— begin Provided records —

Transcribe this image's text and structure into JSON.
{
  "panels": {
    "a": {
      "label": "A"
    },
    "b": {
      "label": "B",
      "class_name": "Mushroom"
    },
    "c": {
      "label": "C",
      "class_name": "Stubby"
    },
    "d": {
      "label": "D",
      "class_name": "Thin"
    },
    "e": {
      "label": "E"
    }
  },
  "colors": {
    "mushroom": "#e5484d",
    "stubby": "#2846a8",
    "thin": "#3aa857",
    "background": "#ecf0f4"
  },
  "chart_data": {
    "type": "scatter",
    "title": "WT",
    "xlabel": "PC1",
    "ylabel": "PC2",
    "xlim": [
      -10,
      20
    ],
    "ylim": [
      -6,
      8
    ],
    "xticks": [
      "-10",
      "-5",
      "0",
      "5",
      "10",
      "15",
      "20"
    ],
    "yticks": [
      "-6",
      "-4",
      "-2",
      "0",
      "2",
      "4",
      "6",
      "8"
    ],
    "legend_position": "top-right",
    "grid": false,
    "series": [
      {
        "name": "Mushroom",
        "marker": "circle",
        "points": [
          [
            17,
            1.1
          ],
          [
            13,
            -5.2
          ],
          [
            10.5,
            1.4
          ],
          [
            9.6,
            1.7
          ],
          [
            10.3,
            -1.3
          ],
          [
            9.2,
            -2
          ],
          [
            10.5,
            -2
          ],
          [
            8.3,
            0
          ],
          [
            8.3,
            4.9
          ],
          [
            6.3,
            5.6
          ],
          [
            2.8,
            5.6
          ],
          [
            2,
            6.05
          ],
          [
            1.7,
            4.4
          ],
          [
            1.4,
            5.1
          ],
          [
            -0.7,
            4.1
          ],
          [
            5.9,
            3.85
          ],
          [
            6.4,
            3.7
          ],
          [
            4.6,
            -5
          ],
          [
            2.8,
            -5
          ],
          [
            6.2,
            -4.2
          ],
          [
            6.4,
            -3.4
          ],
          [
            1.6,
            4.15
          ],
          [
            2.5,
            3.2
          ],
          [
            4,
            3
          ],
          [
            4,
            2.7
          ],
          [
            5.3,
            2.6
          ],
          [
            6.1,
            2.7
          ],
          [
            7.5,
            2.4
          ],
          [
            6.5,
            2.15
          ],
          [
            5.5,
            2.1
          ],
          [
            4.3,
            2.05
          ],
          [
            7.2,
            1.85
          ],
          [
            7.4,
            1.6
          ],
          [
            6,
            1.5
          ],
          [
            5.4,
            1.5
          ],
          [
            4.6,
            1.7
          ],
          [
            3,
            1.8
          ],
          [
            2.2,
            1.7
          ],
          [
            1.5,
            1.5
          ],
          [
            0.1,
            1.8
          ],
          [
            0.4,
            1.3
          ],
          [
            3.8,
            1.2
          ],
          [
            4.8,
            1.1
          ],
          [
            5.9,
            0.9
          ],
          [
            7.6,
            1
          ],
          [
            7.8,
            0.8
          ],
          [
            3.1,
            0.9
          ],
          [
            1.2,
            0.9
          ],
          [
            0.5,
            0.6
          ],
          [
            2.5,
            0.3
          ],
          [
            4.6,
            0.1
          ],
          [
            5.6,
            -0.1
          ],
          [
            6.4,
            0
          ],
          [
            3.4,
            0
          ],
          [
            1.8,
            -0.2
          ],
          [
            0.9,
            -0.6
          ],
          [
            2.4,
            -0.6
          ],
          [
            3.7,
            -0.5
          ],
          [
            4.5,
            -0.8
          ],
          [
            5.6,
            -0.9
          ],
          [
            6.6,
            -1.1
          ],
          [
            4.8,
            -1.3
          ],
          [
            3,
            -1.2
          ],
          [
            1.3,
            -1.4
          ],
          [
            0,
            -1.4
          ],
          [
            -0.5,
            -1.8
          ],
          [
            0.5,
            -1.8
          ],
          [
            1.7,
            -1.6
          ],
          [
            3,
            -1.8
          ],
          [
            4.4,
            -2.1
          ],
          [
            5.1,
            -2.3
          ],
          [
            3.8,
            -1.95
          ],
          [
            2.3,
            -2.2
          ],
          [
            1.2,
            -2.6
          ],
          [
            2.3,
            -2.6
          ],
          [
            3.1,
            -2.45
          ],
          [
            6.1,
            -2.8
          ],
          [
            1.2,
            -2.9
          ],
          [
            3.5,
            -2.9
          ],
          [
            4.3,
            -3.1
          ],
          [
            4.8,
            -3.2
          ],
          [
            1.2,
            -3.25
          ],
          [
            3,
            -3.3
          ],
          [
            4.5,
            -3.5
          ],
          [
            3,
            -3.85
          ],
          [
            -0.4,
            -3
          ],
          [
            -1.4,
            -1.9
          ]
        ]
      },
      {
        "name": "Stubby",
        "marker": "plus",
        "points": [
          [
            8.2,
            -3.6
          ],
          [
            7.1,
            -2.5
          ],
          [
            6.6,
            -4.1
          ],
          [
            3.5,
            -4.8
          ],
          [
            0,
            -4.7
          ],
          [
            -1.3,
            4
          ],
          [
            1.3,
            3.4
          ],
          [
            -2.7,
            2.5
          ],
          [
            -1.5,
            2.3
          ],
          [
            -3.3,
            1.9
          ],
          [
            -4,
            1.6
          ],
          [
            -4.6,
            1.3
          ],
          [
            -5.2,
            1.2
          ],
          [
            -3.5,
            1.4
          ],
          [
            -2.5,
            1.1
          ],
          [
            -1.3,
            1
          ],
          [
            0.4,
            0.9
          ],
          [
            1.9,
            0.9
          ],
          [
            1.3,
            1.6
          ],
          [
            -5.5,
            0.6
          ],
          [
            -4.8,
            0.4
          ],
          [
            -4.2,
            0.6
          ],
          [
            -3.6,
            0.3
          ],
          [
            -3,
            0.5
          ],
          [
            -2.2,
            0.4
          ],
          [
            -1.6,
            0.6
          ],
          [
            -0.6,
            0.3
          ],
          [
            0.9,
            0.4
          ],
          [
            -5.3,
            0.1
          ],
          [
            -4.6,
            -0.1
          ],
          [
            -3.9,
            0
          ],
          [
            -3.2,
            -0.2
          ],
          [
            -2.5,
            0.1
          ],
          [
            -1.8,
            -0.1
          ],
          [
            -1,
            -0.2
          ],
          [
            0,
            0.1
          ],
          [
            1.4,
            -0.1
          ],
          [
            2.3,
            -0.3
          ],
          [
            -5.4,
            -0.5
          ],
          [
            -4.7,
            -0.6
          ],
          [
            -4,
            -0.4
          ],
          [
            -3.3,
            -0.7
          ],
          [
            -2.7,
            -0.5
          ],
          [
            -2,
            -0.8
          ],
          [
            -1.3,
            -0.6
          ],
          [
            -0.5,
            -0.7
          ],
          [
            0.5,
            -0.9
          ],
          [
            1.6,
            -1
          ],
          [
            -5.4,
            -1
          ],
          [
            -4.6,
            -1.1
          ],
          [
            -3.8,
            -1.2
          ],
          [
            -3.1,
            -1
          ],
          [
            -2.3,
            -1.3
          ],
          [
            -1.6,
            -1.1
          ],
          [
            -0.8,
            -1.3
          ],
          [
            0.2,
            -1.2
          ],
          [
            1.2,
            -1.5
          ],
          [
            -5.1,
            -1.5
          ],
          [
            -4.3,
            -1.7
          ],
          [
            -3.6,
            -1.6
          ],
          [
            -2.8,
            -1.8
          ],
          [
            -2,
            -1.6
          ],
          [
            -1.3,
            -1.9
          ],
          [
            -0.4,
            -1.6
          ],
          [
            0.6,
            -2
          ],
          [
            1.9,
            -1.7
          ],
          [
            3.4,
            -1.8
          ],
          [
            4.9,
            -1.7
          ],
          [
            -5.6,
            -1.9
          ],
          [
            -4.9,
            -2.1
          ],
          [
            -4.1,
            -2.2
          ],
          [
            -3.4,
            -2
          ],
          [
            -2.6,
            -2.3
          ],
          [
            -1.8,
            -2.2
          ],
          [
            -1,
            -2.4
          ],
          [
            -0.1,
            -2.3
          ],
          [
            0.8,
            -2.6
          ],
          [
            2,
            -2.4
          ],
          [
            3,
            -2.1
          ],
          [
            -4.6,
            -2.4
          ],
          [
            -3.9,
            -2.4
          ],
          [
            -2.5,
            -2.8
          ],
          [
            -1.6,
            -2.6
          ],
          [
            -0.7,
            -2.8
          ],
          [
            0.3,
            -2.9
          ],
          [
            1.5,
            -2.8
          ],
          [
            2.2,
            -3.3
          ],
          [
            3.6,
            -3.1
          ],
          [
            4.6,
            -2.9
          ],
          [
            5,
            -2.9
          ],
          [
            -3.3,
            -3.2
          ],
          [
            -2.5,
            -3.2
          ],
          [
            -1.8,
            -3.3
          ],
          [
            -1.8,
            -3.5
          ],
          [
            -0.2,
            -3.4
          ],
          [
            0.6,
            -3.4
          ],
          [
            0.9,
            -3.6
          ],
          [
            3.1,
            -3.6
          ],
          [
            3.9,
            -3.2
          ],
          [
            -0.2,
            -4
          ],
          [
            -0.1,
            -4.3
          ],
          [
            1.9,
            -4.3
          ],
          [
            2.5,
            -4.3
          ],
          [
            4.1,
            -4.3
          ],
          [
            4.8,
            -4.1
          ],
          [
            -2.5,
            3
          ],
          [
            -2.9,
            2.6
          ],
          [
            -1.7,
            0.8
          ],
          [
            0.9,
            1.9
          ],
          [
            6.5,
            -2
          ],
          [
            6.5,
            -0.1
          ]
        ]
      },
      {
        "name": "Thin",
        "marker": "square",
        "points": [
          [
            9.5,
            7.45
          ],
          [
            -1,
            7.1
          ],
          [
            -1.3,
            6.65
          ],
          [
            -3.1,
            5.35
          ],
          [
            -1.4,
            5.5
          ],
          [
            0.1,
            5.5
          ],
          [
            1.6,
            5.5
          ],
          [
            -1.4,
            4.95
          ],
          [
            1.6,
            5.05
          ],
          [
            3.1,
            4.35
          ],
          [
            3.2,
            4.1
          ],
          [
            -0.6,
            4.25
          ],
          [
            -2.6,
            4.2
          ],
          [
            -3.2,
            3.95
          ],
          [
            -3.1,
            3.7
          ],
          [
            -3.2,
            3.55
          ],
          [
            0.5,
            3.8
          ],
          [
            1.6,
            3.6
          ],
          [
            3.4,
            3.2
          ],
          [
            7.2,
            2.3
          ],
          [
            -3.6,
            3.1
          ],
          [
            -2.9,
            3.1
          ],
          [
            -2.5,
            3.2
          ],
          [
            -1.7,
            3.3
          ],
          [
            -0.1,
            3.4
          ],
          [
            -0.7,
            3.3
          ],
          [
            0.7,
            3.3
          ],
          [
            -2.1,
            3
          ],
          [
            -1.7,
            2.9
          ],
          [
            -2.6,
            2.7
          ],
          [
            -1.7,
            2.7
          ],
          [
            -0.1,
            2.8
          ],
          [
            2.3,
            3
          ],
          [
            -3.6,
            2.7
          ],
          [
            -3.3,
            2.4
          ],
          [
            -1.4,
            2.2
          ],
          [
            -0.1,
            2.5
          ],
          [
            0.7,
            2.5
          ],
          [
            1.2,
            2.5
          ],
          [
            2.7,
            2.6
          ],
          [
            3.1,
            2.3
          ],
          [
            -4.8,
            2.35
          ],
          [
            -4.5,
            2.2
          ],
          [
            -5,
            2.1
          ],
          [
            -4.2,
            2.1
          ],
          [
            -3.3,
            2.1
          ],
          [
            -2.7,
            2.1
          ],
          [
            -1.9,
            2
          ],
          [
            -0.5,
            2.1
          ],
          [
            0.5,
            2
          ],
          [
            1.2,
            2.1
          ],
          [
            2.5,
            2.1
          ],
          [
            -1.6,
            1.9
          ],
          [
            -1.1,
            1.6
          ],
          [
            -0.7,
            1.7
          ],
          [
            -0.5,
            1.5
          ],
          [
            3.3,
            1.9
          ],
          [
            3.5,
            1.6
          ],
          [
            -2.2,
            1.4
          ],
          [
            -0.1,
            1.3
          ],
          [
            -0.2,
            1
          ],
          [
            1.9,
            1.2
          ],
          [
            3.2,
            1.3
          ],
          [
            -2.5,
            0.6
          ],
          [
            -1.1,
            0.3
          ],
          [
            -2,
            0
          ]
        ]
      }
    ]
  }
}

— end Provided records —
— begin Provided records —

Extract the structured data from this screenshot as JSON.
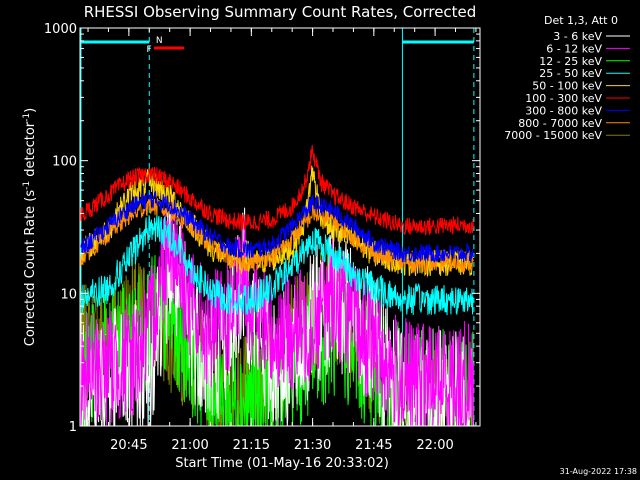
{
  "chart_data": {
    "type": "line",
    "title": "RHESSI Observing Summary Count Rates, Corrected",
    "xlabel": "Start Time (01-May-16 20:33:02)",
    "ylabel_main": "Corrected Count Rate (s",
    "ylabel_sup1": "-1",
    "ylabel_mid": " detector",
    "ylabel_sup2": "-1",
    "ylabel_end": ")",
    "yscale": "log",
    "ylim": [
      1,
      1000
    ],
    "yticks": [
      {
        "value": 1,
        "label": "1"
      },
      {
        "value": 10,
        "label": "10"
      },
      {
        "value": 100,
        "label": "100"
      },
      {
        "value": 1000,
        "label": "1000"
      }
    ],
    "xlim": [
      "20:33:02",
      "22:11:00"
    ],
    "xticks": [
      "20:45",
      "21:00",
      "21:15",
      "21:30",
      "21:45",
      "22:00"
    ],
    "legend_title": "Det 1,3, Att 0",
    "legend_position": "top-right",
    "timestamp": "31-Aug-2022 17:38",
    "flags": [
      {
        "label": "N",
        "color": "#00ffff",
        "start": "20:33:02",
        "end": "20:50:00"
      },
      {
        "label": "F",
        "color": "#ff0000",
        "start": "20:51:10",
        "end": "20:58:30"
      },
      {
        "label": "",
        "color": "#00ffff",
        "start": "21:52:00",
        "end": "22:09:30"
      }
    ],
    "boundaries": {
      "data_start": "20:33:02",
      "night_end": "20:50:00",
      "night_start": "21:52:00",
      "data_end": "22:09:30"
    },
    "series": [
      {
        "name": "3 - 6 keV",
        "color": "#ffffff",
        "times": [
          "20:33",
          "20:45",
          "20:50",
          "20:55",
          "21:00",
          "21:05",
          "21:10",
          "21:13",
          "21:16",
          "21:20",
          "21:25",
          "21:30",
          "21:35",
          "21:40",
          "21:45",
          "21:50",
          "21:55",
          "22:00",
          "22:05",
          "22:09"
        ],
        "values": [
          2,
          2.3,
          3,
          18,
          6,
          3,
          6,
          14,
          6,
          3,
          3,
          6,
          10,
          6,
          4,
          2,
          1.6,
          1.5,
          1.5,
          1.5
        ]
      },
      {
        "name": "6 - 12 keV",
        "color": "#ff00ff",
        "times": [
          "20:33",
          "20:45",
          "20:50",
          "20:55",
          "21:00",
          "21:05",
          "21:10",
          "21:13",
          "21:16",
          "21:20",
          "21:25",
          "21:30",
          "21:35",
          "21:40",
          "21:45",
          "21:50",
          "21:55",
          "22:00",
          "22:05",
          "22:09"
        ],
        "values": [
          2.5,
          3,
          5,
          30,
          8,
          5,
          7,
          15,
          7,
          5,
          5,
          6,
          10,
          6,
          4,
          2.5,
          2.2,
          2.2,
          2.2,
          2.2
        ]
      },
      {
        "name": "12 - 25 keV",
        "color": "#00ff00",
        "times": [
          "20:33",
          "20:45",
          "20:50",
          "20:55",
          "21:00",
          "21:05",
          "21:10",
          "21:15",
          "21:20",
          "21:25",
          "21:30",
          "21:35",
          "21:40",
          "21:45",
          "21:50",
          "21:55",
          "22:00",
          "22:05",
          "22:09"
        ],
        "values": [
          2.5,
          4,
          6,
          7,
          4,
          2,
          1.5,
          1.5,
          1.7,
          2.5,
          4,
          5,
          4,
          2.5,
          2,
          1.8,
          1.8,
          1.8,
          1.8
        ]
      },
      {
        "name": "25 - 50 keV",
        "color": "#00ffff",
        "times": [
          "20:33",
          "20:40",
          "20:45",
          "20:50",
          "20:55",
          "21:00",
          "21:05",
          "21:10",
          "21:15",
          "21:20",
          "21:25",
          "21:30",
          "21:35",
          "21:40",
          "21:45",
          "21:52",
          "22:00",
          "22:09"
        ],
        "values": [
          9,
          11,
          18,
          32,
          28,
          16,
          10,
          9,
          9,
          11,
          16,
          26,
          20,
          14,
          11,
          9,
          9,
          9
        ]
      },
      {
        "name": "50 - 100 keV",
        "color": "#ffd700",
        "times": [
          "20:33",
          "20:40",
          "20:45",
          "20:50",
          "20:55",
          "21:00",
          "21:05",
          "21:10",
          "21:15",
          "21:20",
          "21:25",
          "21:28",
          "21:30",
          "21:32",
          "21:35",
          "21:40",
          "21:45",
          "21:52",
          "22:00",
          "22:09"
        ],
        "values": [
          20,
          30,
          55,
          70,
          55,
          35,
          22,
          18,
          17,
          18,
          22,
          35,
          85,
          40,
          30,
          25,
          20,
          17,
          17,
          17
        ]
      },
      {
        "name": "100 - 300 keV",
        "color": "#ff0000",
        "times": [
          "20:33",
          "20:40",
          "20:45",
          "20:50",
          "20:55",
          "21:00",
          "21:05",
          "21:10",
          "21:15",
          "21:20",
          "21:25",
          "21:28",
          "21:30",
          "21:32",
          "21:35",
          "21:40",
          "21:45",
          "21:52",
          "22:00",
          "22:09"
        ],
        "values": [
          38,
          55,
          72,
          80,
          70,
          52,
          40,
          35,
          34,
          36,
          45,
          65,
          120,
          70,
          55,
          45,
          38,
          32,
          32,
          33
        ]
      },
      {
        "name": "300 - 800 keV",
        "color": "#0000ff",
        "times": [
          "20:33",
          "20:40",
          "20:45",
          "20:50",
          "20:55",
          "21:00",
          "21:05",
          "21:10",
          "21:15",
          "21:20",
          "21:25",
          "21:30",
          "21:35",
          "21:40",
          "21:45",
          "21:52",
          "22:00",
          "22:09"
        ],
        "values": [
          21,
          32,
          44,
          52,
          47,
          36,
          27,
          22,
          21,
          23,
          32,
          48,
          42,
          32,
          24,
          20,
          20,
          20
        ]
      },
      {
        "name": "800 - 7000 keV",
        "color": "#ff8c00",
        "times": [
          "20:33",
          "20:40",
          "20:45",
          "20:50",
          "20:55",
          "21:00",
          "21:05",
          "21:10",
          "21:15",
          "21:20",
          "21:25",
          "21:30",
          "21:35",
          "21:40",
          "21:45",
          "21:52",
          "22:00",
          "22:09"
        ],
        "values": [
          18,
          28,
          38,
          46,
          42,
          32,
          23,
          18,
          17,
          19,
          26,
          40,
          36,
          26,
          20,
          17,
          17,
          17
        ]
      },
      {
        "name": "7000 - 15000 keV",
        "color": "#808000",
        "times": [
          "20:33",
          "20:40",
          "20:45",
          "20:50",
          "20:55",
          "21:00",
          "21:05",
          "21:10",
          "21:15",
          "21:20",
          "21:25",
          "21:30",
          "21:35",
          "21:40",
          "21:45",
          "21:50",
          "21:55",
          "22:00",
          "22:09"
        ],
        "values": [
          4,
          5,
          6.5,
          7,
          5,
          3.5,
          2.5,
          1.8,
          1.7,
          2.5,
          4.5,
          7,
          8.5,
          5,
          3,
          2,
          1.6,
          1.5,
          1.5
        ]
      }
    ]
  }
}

— end Provided records —
— begin Provided records —

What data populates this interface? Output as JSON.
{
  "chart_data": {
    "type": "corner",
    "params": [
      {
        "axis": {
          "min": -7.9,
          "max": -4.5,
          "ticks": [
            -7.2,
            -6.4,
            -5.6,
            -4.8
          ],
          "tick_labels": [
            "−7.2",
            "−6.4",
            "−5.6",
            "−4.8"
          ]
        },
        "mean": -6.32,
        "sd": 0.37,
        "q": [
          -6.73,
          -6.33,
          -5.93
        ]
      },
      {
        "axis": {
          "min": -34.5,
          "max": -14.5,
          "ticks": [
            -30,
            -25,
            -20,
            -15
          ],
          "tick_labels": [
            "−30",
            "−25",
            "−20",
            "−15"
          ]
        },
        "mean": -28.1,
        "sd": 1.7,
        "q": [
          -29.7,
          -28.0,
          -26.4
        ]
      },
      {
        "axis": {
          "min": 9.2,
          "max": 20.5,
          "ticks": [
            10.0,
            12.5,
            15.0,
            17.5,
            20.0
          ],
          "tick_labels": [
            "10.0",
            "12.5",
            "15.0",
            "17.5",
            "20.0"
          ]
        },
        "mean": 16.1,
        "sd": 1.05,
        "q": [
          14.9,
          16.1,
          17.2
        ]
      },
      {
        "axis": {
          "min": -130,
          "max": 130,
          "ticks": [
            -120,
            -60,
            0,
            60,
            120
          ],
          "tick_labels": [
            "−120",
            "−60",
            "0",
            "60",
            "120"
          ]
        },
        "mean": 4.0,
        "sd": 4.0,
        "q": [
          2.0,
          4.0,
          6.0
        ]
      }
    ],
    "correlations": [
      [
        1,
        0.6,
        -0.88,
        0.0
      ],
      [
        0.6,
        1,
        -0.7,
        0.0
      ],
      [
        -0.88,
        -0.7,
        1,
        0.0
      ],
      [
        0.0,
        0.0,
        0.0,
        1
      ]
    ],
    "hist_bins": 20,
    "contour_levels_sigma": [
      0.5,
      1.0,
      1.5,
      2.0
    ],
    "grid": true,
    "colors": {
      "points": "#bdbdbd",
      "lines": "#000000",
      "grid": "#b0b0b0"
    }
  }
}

— end Provided records —

*Work instructions:* For each line of the entries that includes "Count", show that line.

*Answer:*
    "title": "RHESSI Observing Summary Count Rates, Corrected",
    "ylabel_main": "Corrected Count Rate (s",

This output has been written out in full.